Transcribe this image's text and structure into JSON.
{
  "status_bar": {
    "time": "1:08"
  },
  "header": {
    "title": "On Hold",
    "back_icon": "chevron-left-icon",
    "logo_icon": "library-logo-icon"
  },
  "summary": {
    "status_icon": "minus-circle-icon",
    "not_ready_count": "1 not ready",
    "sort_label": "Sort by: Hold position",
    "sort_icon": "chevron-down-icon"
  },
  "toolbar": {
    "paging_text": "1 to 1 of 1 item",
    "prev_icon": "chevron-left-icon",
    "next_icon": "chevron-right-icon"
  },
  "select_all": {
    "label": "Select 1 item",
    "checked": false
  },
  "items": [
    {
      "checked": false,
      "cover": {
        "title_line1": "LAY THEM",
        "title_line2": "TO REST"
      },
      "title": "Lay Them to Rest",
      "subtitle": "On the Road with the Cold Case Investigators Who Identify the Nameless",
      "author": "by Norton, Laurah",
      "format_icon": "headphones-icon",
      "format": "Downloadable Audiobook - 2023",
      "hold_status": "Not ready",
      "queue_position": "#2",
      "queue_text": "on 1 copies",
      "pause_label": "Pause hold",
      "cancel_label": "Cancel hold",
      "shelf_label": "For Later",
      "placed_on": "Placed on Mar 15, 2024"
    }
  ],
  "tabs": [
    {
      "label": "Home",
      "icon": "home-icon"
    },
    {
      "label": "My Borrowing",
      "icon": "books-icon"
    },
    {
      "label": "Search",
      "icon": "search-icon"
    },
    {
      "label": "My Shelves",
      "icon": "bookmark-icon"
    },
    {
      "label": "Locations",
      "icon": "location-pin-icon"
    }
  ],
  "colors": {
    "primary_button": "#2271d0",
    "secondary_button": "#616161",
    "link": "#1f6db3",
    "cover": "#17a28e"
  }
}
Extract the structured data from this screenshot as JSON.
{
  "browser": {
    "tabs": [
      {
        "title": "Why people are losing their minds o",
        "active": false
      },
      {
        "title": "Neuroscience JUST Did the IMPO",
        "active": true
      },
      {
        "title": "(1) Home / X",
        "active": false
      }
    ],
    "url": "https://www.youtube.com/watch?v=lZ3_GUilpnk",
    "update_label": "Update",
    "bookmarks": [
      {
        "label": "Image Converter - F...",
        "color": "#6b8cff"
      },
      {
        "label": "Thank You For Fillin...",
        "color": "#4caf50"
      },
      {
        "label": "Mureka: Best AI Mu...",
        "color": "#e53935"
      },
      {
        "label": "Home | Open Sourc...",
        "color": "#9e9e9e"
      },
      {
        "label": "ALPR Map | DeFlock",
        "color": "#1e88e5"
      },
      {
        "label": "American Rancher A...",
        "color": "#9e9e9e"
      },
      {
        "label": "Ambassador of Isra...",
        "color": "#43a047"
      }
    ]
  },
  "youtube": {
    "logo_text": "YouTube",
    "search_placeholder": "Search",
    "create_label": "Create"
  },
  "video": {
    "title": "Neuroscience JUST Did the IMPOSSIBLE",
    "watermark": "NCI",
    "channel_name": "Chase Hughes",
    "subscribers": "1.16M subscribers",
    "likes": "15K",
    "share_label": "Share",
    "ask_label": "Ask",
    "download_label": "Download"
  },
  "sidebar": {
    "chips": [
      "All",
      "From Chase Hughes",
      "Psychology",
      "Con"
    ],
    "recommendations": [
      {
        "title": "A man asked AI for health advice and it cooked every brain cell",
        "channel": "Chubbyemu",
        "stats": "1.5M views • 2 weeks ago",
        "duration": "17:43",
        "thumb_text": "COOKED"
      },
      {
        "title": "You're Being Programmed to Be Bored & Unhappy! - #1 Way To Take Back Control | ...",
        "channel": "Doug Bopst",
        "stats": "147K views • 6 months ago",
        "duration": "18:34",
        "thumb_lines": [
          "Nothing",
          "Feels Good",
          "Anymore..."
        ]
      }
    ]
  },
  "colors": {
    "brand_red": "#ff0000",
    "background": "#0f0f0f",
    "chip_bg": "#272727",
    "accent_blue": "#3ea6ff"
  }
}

══════════

Work instructions:
Restate each entry exactly, skipping none.

Task result:
Transcribe this image's text and structure into JSON.
{
  "status_bar": {
    "time": "1:08"
  },
  "header": {
    "title": "On Hold",
    "back_icon": "chevron-left-icon",
    "logo_icon": "library-logo-icon"
  },
  "summary": {
    "status_icon": "minus-circle-icon",
    "not_ready_count": "1 not ready",
    "sort_label": "Sort by: Hold position",
    "sort_icon": "chevron-down-icon"
  },
  "toolbar": {
    "paging_text": "1 to 1 of 1 item",
    "prev_icon": "chevron-left-icon",
    "next_icon": "chevron-right-icon"
  },
  "select_all": {
    "label": "Select 1 item",
    "checked": false
  },
  "items": [
    {
      "checked": false,
      "cover": {
        "title_line1": "LAY THEM",
        "title_line2": "TO REST"
      },
      "title": "Lay Them to Rest",
      "subtitle": "On the Road with the Cold Case Investigators Who Identify the Nameless",
      "author": "by Norton, Laurah",
      "format_icon": "headphones-icon",
      "format": "Downloadable Audiobook - 2023",
      "hold_status": "Not ready",
      "queue_position": "#2",
      "queue_text": "on 1 copies",
      "pause_label": "Pause hold",
      "cancel_label": "Cancel hold",
      "shelf_label": "For Later",
      "placed_on": "Placed on Mar 15, 2024"
    }
  ],
  "tabs": [
    {
      "label": "Home",
      "icon": "home-icon"
    },
    {
      "label": "My Borrowing",
      "icon": "books-icon"
    },
    {
      "label": "Search",
      "icon": "search-icon"
    },
    {
      "label": "My Shelves",
      "icon": "bookmark-icon"
    },
    {
      "label": "Locations",
      "icon": "location-pin-icon"
    }
  ],
  "colors": {
    "primary_button": "#2271d0",
    "secondary_button": "#616161",
    "link": "#1f6db3",
    "cover": "#17a28e"
  }
}
Extract the structured data from this screenshot as JSON.
{
  "browser": {
    "tabs": [
      {
        "title": "Why people are losing their minds o",
        "active": false
      },
      {
        "title": "Neuroscience JUST Did the IMPO",
        "active": true
      },
      {
        "title": "(1) Home / X",
        "active": false
      }
    ],
    "url": "https://www.youtube.com/watch?v=lZ3_GUilpnk",
    "update_label": "Update",
    "bookmarks": [
      {
        "label": "Image Converter - F...",
        "color": "#6b8cff"
      },
      {
        "label": "Thank You For Fillin...",
        "color": "#4caf50"
      },
      {
        "label": "Mureka: Best AI Mu...",
        "color": "#e53935"
      },
      {
        "label": "Home | Open Sourc...",
        "color": "#9e9e9e"
      },
      {
        "label": "ALPR Map | DeFlock",
        "color": "#1e88e5"
      },
      {
        "label": "American Rancher A...",
        "color": "#9e9e9e"
      },
      {
        "label": "Ambassador of Isra...",
        "color": "#43a047"
      }
    ]
  },
  "youtube": {
    "logo_text": "YouTube",
    "search_placeholder": "Search",
    "create_label": "Create"
  },
  "video": {
    "title": "Neuroscience JUST Did the IMPOSSIBLE",
    "watermark": "NCI",
    "channel_name": "Chase Hughes",
    "subscribers": "1.16M subscribers",
    "likes": "15K",
    "share_label": "Share",
    "ask_label": "Ask",
    "download_label": "Download"
  },
  "sidebar": {
    "chips": [
      "All",
      "From Chase Hughes",
      "Psychology",
      "Con"
    ],
    "recommendations": [
      {
        "title": "A man asked AI for health advice and it cooked every brain cell",
        "channel": "Chubbyemu",
        "stats": "1.5M views • 2 weeks ago",
        "duration": "17:43",
        "thumb_text": "COOKED"
      },
      {
        "title": "You're Being Programmed to Be Bored & Unhappy! - #1 Way To Take Back Control | ...",
        "channel": "Doug Bopst",
        "stats": "147K views • 6 months ago",
        "duration": "18:34",
        "thumb_lines": [
          "Nothing",
          "Feels Good",
          "Anymore..."
        ]
      }
    ]
  },
  "colors": {
    "brand_red": "#ff0000",
    "background": "#0f0f0f",
    "chip_bg": "#272727",
    "accent_blue": "#3ea6ff"
  }
}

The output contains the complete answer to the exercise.